(Figure contents as structured data)
══════

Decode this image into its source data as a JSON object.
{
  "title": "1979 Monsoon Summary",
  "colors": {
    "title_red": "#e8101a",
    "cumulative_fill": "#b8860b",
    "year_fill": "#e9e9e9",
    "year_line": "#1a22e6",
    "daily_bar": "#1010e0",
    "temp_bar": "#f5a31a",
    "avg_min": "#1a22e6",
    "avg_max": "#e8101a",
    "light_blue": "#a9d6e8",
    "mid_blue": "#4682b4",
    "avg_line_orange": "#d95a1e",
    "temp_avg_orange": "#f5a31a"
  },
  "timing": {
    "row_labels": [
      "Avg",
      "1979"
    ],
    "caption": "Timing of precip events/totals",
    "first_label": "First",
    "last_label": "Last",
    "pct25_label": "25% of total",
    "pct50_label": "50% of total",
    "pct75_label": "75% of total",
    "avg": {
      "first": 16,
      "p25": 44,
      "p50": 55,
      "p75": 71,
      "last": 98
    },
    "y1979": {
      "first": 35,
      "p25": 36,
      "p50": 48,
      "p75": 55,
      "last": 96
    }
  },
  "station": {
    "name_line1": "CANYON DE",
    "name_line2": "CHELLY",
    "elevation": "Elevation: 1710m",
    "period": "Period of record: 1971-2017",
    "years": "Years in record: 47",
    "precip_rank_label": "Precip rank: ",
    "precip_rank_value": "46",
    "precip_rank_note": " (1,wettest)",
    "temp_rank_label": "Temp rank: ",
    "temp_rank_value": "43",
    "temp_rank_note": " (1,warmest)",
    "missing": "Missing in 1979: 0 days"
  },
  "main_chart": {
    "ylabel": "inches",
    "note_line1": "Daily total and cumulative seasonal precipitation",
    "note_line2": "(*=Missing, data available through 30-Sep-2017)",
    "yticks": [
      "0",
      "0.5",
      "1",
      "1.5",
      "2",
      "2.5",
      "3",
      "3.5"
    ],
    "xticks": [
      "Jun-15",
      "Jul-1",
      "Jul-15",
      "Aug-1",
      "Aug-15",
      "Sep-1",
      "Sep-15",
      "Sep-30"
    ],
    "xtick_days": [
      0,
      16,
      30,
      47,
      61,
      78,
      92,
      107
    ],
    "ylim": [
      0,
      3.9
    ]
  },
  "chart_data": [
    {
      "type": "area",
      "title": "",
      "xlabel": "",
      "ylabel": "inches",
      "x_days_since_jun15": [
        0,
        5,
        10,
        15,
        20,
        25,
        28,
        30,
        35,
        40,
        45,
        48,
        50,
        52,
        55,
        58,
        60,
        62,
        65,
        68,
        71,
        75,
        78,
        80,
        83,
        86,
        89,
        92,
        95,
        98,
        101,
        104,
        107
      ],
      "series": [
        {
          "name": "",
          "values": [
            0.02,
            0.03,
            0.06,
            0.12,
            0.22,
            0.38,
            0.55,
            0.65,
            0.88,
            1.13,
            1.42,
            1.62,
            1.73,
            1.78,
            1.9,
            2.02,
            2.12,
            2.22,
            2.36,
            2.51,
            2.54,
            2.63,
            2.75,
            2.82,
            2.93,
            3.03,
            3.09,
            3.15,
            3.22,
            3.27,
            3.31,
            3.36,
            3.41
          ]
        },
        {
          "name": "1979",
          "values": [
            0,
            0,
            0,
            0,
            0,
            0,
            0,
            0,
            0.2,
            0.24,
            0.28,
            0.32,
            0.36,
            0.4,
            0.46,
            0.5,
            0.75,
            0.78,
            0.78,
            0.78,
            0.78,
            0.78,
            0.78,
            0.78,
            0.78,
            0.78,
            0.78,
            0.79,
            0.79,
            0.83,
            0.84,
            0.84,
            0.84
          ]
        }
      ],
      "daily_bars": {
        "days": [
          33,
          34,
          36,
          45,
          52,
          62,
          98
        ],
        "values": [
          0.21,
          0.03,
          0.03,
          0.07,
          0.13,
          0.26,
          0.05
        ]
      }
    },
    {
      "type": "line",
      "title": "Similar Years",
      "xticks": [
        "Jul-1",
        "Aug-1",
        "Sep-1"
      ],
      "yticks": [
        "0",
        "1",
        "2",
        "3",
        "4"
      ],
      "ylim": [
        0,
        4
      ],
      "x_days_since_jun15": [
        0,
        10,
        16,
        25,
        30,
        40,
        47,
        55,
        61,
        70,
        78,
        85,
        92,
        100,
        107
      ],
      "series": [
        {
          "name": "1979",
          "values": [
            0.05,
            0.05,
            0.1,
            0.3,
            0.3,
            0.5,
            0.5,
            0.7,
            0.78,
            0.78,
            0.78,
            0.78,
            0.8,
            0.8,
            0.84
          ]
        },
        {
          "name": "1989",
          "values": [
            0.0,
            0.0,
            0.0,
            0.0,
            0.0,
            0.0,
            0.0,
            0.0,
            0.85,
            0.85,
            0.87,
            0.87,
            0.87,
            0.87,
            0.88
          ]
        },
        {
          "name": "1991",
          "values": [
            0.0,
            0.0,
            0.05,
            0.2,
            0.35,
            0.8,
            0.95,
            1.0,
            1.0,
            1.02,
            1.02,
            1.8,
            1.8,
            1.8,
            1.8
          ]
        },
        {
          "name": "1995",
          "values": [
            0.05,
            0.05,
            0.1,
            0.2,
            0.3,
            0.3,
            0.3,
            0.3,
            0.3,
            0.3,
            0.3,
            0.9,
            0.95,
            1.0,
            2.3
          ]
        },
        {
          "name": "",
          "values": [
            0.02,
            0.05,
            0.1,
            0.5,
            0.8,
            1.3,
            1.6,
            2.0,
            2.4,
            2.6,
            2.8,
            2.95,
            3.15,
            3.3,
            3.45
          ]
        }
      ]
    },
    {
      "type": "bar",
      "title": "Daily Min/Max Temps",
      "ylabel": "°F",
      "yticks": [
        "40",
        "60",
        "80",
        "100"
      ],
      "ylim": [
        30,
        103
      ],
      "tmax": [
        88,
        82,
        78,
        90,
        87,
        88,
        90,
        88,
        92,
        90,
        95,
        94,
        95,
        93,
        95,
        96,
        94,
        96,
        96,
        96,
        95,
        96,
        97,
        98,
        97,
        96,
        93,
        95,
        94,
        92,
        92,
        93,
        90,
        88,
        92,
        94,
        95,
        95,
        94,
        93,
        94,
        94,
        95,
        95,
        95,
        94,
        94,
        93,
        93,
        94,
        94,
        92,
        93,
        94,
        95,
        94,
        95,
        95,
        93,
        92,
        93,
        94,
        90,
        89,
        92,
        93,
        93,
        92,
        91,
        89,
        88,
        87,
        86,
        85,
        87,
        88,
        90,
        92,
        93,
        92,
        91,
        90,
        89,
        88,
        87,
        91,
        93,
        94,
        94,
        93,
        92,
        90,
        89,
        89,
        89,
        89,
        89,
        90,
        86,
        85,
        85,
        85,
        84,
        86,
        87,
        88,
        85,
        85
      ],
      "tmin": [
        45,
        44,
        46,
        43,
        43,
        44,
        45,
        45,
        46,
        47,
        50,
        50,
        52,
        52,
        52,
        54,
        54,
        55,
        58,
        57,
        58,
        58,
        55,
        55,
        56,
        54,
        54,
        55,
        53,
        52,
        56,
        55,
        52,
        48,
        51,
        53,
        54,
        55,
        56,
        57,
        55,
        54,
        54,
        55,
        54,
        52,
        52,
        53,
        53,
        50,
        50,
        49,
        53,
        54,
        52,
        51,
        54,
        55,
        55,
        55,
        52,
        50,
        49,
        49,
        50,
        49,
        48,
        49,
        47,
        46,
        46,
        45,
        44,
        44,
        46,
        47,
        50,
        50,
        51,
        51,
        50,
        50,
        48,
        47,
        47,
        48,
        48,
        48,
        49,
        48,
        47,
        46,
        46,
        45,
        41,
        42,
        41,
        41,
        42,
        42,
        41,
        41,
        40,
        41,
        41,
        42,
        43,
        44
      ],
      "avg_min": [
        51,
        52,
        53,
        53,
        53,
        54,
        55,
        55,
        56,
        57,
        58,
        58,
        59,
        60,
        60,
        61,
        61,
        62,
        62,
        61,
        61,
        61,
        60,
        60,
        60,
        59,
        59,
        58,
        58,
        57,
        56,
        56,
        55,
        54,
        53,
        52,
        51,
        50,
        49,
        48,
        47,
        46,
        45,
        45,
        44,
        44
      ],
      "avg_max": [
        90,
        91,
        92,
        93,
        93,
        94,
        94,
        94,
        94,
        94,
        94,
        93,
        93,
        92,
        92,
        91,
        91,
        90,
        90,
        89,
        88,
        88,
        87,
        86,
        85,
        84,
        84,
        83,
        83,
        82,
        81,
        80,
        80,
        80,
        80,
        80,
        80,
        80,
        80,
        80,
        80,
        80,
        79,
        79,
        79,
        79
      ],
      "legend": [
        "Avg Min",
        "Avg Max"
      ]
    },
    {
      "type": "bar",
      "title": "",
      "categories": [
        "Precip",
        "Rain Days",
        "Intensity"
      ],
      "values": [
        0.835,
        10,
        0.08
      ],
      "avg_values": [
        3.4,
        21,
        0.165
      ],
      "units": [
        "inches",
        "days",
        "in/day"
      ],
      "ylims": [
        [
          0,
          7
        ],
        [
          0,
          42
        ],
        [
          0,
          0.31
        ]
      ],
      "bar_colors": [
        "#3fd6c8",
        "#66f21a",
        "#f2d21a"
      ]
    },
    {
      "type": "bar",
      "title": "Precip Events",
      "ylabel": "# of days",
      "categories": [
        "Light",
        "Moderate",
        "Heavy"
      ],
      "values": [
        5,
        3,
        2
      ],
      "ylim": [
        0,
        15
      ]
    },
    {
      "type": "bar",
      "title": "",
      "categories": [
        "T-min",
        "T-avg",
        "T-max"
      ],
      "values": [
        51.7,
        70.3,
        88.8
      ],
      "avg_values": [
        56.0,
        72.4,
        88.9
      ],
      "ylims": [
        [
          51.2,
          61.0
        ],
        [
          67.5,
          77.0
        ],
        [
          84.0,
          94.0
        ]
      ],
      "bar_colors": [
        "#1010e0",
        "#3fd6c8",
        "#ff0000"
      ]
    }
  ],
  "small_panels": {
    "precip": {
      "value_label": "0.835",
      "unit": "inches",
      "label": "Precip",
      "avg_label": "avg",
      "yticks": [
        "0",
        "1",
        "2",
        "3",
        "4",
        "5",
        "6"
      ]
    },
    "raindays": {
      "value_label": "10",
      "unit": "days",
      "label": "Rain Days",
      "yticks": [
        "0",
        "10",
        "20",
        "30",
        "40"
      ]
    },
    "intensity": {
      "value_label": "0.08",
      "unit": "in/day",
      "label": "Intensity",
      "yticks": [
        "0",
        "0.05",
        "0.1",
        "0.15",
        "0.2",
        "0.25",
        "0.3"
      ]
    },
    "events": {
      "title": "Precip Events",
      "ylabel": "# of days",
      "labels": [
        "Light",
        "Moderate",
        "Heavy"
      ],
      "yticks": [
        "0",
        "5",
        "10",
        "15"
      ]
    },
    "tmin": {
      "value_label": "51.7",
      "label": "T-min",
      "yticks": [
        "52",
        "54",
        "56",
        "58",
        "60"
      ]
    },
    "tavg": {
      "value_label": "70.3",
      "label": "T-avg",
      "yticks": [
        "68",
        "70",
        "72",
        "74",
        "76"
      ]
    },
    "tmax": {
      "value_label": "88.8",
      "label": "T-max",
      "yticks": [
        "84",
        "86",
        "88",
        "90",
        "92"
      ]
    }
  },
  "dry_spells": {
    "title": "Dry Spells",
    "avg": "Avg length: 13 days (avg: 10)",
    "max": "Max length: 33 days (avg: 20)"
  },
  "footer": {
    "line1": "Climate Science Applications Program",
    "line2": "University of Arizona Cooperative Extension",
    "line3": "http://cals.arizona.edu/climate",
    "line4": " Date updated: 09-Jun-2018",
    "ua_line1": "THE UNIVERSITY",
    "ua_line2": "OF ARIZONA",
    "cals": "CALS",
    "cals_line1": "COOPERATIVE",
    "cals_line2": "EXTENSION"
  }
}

══════

■ GOAL OF THE EXERCISE
Select and copy every line of the listing with the word "Years".

■ THE COMPLETED TASK
    "years": "Years in record: 47",
      "title": "Similar Years",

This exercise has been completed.